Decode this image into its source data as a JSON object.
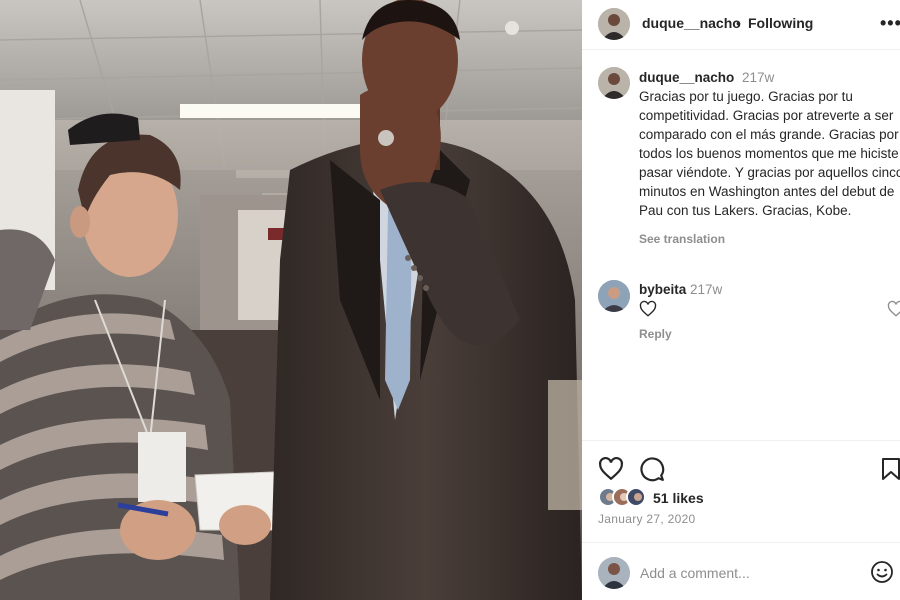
{
  "post": {
    "photo_icon": "photo",
    "header": {
      "username": "duque__nacho",
      "separator": "•",
      "follow_label": "Following",
      "more_icon": "more-horizontal-icon",
      "more_glyph": "•••"
    },
    "caption": {
      "username": "duque__nacho",
      "time": "217w",
      "text": "Gracias por tu juego. Gracias por tu competitividad. Gracias por atreverte a ser comparado con el más grande. Gracias por todos los buenos momentos que me hiciste pasar viéndote. Y gracias por aquellos cinco minutos en Washington antes del debut de Pau con tus Lakers. Gracias, Kobe.",
      "see_translation": "See translation"
    },
    "comments": [
      {
        "username": "bybeita",
        "time": "217w",
        "reply_label": "Reply",
        "heart_icon": "heart-outline-icon"
      }
    ],
    "actions": {
      "like_icon": "heart-outline-icon",
      "comment_icon": "comment-icon",
      "save_icon": "bookmark-icon"
    },
    "likes": "51 likes",
    "date": "January 27, 2020",
    "add_comment": {
      "placeholder": "Add a comment...",
      "emoji_icon": "smiley-icon"
    }
  },
  "colors": {
    "text": "#262626",
    "muted": "#8e8e8e",
    "border": "#efefef",
    "background": "#ffffff"
  }
}
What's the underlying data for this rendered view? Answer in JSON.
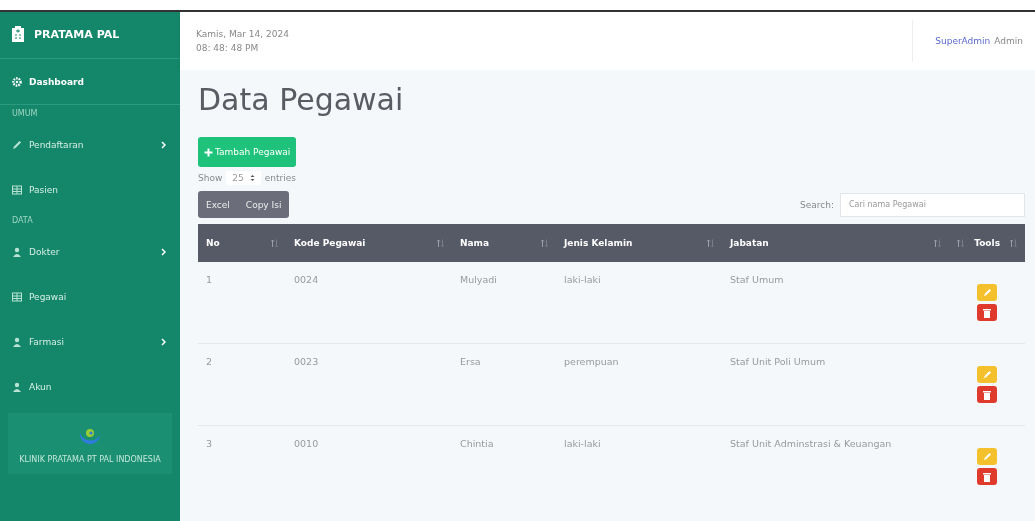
{
  "brand": {
    "title": "PRATAMA PAL"
  },
  "sidebar": {
    "items": [
      {
        "kind": "link",
        "label": "Dashboard",
        "chevron": false,
        "selected": true
      },
      {
        "kind": "heading",
        "label": "UMUM"
      },
      {
        "kind": "link",
        "label": "Pendaftaran",
        "chevron": true,
        "selected": false
      },
      {
        "kind": "link",
        "label": "Pasien",
        "chevron": false,
        "selected": false
      },
      {
        "kind": "heading",
        "label": "DATA"
      },
      {
        "kind": "link",
        "label": "Dokter",
        "chevron": true,
        "selected": false
      },
      {
        "kind": "link",
        "label": "Pegawai",
        "chevron": false,
        "selected": false
      },
      {
        "kind": "link",
        "label": "Farmasi",
        "chevron": true,
        "selected": false
      },
      {
        "kind": "link",
        "label": "Akun",
        "chevron": false,
        "selected": false
      }
    ],
    "footer": {
      "text": "KLINIK PRATAMA PT PAL INDONESIA"
    }
  },
  "topbar": {
    "date": "Kamis, Mar 14, 2024",
    "time": "08: 48: 48 PM",
    "user": "SuperAdmin",
    "role": "Admin"
  },
  "page": {
    "title": "Data Pegawai",
    "add_button": "Tambah Pegawai",
    "show_label": "Show",
    "entries_value": "25",
    "entries_label": "entries",
    "export_buttons": [
      "Excel",
      "Copy Isi"
    ],
    "search_label": "Search:",
    "search_placeholder": "Cari nama Pegawai"
  },
  "table": {
    "columns": [
      "No",
      "Kode Pegawai",
      "Nama",
      "Jenis Kelamin",
      "Jabatan",
      "Tools"
    ],
    "rows": [
      {
        "no": "1",
        "kode": "0024",
        "nama": "Mulyadi",
        "jenis_kelamin": "laki-laki",
        "jabatan": "Staf Umum"
      },
      {
        "no": "2",
        "kode": "0023",
        "nama": "Ersa",
        "jenis_kelamin": "perempuan",
        "jabatan": "Staf Unit Poli Umum"
      },
      {
        "no": "3",
        "kode": "0010",
        "nama": "Chintia",
        "jenis_kelamin": "laki-laki",
        "jabatan": "Staf Unit Adminstrasi & Keuangan"
      }
    ]
  }
}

Work instructions: Copy out each line word for word, please, skipping the images.

Expected output:
Decode this image into its source data as a JSON object.
{
  "post": {
    "photo_icon": "photo",
    "header": {
      "username": "duque__nacho",
      "separator": "•",
      "follow_label": "Following",
      "more_icon": "more-horizontal-icon",
      "more_glyph": "•••"
    },
    "caption": {
      "username": "duque__nacho",
      "time": "217w",
      "text": "Gracias por tu juego. Gracias por tu competitividad. Gracias por atreverte a ser comparado con el más grande. Gracias por todos los buenos momentos que me hiciste pasar viéndote. Y gracias por aquellos cinco minutos en Washington antes del debut de Pau con tus Lakers. Gracias, Kobe.",
      "see_translation": "See translation"
    },
    "comments": [
      {
        "username": "bybeita",
        "time": "217w",
        "reply_label": "Reply",
        "heart_icon": "heart-outline-icon"
      }
    ],
    "actions": {
      "like_icon": "heart-outline-icon",
      "comment_icon": "comment-icon",
      "save_icon": "bookmark-icon"
    },
    "likes": "51 likes",
    "date": "January 27, 2020",
    "add_comment": {
      "placeholder": "Add a comment...",
      "emoji_icon": "smiley-icon"
    }
  },
  "colors": {
    "text": "#262626",
    "muted": "#8e8e8e",
    "border": "#efefef",
    "background": "#ffffff"
  }
}
What's the underlying data for this rendered view? Answer in JSON.
{
  "brand": {
    "title": "PRATAMA PAL"
  },
  "sidebar": {
    "items": [
      {
        "kind": "link",
        "label": "Dashboard",
        "chevron": false,
        "selected": true
      },
      {
        "kind": "heading",
        "label": "UMUM"
      },
      {
        "kind": "link",
        "label": "Pendaftaran",
        "chevron": true,
        "selected": false
      },
      {
        "kind": "link",
        "label": "Pasien",
        "chevron": false,
        "selected": false
      },
      {
        "kind": "heading",
        "label": "DATA"
      },
      {
        "kind": "link",
        "label": "Dokter",
        "chevron": true,
        "selected": false
      },
      {
        "kind": "link",
        "label": "Pegawai",
        "chevron": false,
        "selected": false
      },
      {
        "kind": "link",
        "label": "Farmasi",
        "chevron": true,
        "selected": false
      },
      {
        "kind": "link",
        "label": "Akun",
        "chevron": false,
        "selected": false
      }
    ],
    "footer": {
      "text": "KLINIK PRATAMA PT PAL INDONESIA"
    }
  },
  "topbar": {
    "date": "Kamis, Mar 14, 2024",
    "time": "08: 48: 48 PM",
    "user": "SuperAdmin",
    "role": "Admin"
  },
  "page": {
    "title": "Data Pegawai",
    "add_button": "Tambah Pegawai",
    "show_label": "Show",
    "entries_value": "25",
    "entries_label": "entries",
    "export_buttons": [
      "Excel",
      "Copy Isi"
    ],
    "search_label": "Search:",
    "search_placeholder": "Cari nama Pegawai"
  },
  "table": {
    "columns": [
      "No",
      "Kode Pegawai",
      "Nama",
      "Jenis Kelamin",
      "Jabatan",
      "Tools"
    ],
    "rows": [
      {
        "no": "1",
        "kode": "0024",
        "nama": "Mulyadi",
        "jenis_kelamin": "laki-laki",
        "jabatan": "Staf Umum"
      },
      {
        "no": "2",
        "kode": "0023",
        "nama": "Ersa",
        "jenis_kelamin": "perempuan",
        "jabatan": "Staf Unit Poli Umum"
      },
      {
        "no": "3",
        "kode": "0010",
        "nama": "Chintia",
        "jenis_kelamin": "laki-laki",
        "jabatan": "Staf Unit Adminstrasi & Keuangan"
      }
    ]
  }
}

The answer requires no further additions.